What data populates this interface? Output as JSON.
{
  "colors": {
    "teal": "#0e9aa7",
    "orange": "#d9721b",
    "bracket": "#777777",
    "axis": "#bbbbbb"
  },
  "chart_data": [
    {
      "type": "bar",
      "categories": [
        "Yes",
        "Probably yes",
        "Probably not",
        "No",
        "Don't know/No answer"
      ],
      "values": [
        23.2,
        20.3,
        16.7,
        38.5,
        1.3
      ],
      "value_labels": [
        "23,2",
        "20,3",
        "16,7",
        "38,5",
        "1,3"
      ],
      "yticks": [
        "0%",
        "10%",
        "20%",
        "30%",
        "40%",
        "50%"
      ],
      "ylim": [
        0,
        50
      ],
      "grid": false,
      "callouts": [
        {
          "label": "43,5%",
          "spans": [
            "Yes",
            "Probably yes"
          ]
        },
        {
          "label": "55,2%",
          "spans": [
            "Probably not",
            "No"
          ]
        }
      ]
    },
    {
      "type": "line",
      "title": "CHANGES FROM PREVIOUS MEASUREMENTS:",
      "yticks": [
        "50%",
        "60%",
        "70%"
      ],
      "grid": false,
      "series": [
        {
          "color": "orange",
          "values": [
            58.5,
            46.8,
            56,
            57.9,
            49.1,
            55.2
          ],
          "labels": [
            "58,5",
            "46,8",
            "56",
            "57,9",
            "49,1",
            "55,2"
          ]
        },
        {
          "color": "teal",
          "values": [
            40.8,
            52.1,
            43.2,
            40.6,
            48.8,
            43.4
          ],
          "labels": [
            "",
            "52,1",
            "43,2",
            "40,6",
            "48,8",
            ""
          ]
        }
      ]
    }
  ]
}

+-------+

Reproduce the records word for word.

What data populates this interface? Output as JSON.
{
  "colors": {
    "teal": "#0e9aa7",
    "orange": "#d9721b",
    "bracket": "#777777",
    "axis": "#bbbbbb"
  },
  "chart_data": [
    {
      "type": "bar",
      "categories": [
        "Yes",
        "Probably yes",
        "Probably not",
        "No",
        "Don't know/No answer"
      ],
      "values": [
        23.2,
        20.3,
        16.7,
        38.5,
        1.3
      ],
      "value_labels": [
        "23,2",
        "20,3",
        "16,7",
        "38,5",
        "1,3"
      ],
      "yticks": [
        "0%",
        "10%",
        "20%",
        "30%",
        "40%",
        "50%"
      ],
      "ylim": [
        0,
        50
      ],
      "grid": false,
      "callouts": [
        {
          "label": "43,5%",
          "spans": [
            "Yes",
            "Probably yes"
          ]
        },
        {
          "label": "55,2%",
          "spans": [
            "Probably not",
            "No"
          ]
        }
      ]
    },
    {
      "type": "line",
      "title": "CHANGES FROM PREVIOUS MEASUREMENTS:",
      "yticks": [
        "50%",
        "60%",
        "70%"
      ],
      "grid": false,
      "series": [
        {
          "color": "orange",
          "values": [
            58.5,
            46.8,
            56,
            57.9,
            49.1,
            55.2
          ],
          "labels": [
            "58,5",
            "46,8",
            "56",
            "57,9",
            "49,1",
            "55,2"
          ]
        },
        {
          "color": "teal",
          "values": [
            40.8,
            52.1,
            43.2,
            40.6,
            48.8,
            43.4
          ],
          "labels": [
            "",
            "52,1",
            "43,2",
            "40,6",
            "48,8",
            ""
          ]
        }
      ]
    }
  ]
}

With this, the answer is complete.